Your instructions: Using the investment help page below, decide whether each statement agrees with it, answering yes or no and quoting the deciding words of the page. 1. The advisor is registered in the State of Virginia. 2. Small Cap made up 10% of the basic asset allocation. 3. The page gives 5% as the benchmark drawdown rate for retirement.

Investment Help

If you are seeking investment help, look at the video here on my services. If you are seeking a different approach to managing your assets, you have landed at the right spot. I am a fee-only advisor registered in the State of Maryland, charge less than half the going rate for investment management, and seek to teach individuals how to manage their own assets using low-cost indexed exchange traded funds. Please call or email me if interested in further details. My website is at http://www.rwinvestmentstrategies.com. If you are new to investing, take a look at the "DIY Investor Newbie" posts here by typing "newbie" in the search box above to the left. These take you through the basics of what you need to know in getting started on doing your own investing.

Sunday, January 8, 2017

A Good Year For Retirees

2016 was a good year for DIY investor retirees in the investment markets. For a basic asset allocation using low cost ETFs the results were approximately as follows:

Large Cap 35% = +11.80% SPY
Small Cap 10% = +19.89% SCHA
International 15% = +4.66% IXUS
Bonds 35% = +2.56% AGG
cash 5% = +0.1%

The total portfolio return approximated +7.77%.

The important point is that it exceeded 4% (the benchmark 4% drawdown rate for retirement) plus the rate of inflation (approximately 2%).

Extracted entries:
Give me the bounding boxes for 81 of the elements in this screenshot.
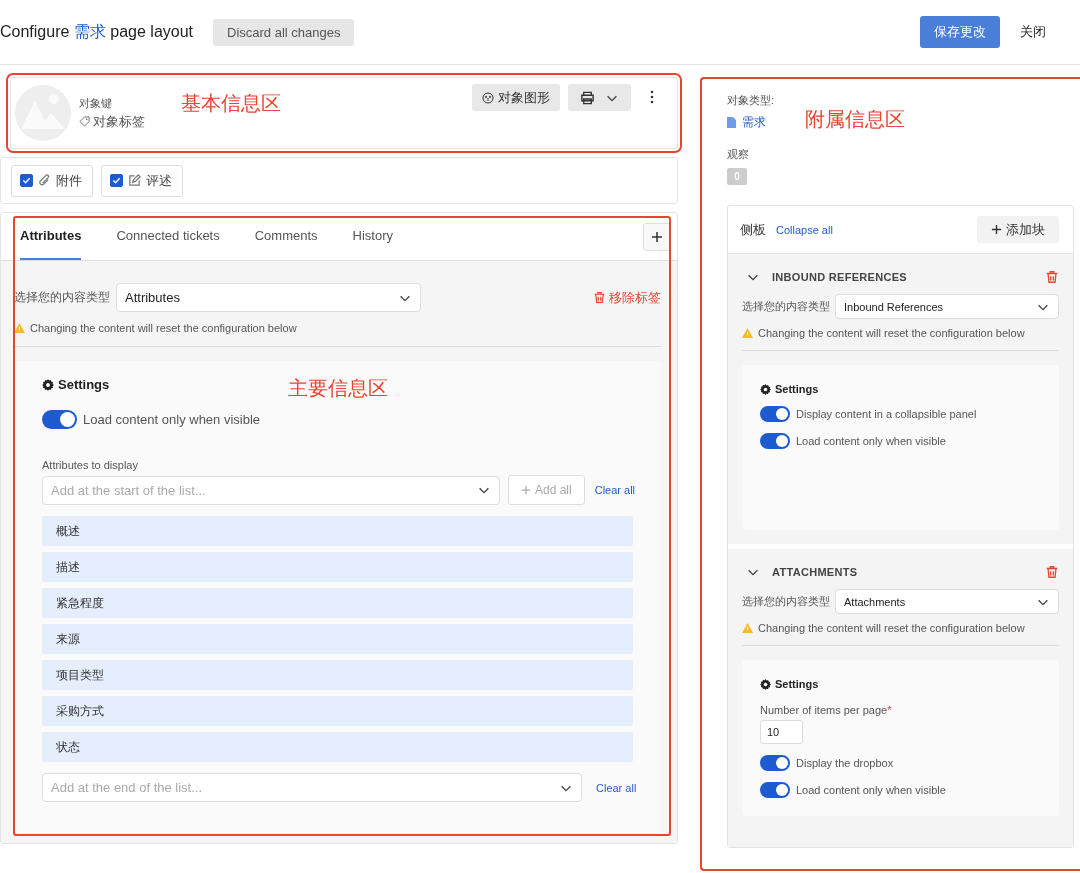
attribute-item[interactable]: 紧急程度 [42,588,633,618]
plus-icon [991,224,1002,235]
field-label: 观察 [727,147,750,162]
settings-title: Settings [775,383,819,395]
attribute-item[interactable]: 状态 [42,732,633,762]
settings-title: Settings [58,377,110,392]
tab[interactable]: Comments [254,213,318,260]
settings-title: Settings [775,678,819,690]
toggle-label: Load content only when visible [83,412,261,427]
warning-text: Changing the content will reset the configuration below [30,322,297,334]
print-menu-button[interactable] [568,84,631,111]
annotation-label: 基本信息区 [181,91,281,116]
attribute-item[interactable]: 概述 [42,516,633,546]
content-type-select[interactable]: Attachments [835,589,1059,614]
document-icon [727,117,736,128]
printer-icon [580,90,595,105]
collapse-all-link[interactable]: Collapse all [774,223,835,236]
attribute-item[interactable]: 项目类型 [42,660,633,690]
content-type-select[interactable]: Attributes [116,283,421,312]
annotation-label: 附属信息区 [805,107,905,132]
block-title: ATTACHMENTS [772,566,858,578]
attribute-item[interactable]: 来源 [42,624,633,654]
object-type-link[interactable]: 需求 [727,114,766,131]
warning-icon [14,323,25,333]
object-graph-button[interactable]: 对象图形 [472,84,560,111]
tab[interactable]: History [352,213,394,260]
add-tab-button[interactable] [643,222,671,251]
block-title: INBOUND REFERENCES [772,271,907,283]
content-type-select[interactable]: Inbound References [835,294,1059,319]
toggle-label: Load content only when visible [796,435,946,447]
number-input[interactable]: 10 [760,720,803,744]
attribute-item[interactable]: 描述 [42,552,633,582]
warning-icon [742,328,753,338]
add-block-button[interactable]: 添加块 [977,216,1059,243]
field-label: 选择您的内容类型 [14,289,110,306]
toggle-switch[interactable] [760,433,790,449]
attribute-item[interactable]: 采购方式 [42,696,633,726]
gear-icon [760,383,771,395]
delete-block-button[interactable] [1045,565,1059,579]
remove-tab-button[interactable]: 移除标签 [593,288,661,307]
plus-icon [521,485,531,495]
paperclip-icon [38,174,51,187]
warning-icon [742,623,753,633]
check-icon [112,176,121,185]
toggle-switch[interactable] [760,406,790,422]
option-checkbox[interactable]: 附件 [11,164,93,197]
annotation-label: 主要信息区 [288,376,388,401]
clear-all-link[interactable]: Clear all [592,484,638,496]
field-label: 选择您的内容类型 [742,299,830,314]
field-label: 选择您的内容类型 [742,594,830,609]
field-label: Number of items per page* [760,704,893,716]
trash-icon [1045,270,1059,284]
panel-title: 侧板 [740,220,766,239]
close-button[interactable]: 关闭 [1014,19,1052,45]
toggle-switch[interactable] [760,782,790,798]
save-button[interactable]: 保存更改 [920,16,1000,48]
tab[interactable]: Connected tickets [116,213,220,260]
field-label: Attributes to display [42,459,139,471]
pencil-icon [128,174,141,187]
warning-text: Changing the content will reset the configuration below [758,622,1025,634]
toggle-label: Display the dropbox [796,757,894,769]
plus-icon [651,230,663,243]
check-icon [22,176,31,185]
object-key: 对象键 [79,95,145,111]
toggle-label: Load content only when visible [796,784,946,796]
object-tag: 对象标签 [79,112,145,131]
trash-icon [1045,565,1059,579]
gear-icon [42,378,54,391]
trash-icon [593,291,606,304]
gear-icon [760,678,771,690]
discard-button[interactable]: Discard all changes [213,18,355,46]
toggle-switch[interactable] [42,410,77,429]
option-checkbox[interactable]: 评述 [101,164,183,197]
field-label: 对象类型: [727,93,776,108]
toggle-label: Display content in a collapsible panel [796,408,977,420]
toggle-switch[interactable] [760,755,790,771]
tag-icon [79,116,90,127]
page-title: Configure 需求 page layout [0,21,193,42]
warning-text: Changing the content will reset the configuration below [758,327,1025,339]
delete-block-button[interactable] [1045,270,1059,284]
clear-all-link[interactable]: Clear all [594,781,639,794]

Expected answer:
1. No: "I am a fee-only advisor registered in the State of Maryland"
2. Yes: "Small Cap 10% = +19.89% SCHA"
3. No: "the benchmark 4% drawdown rate for retirement"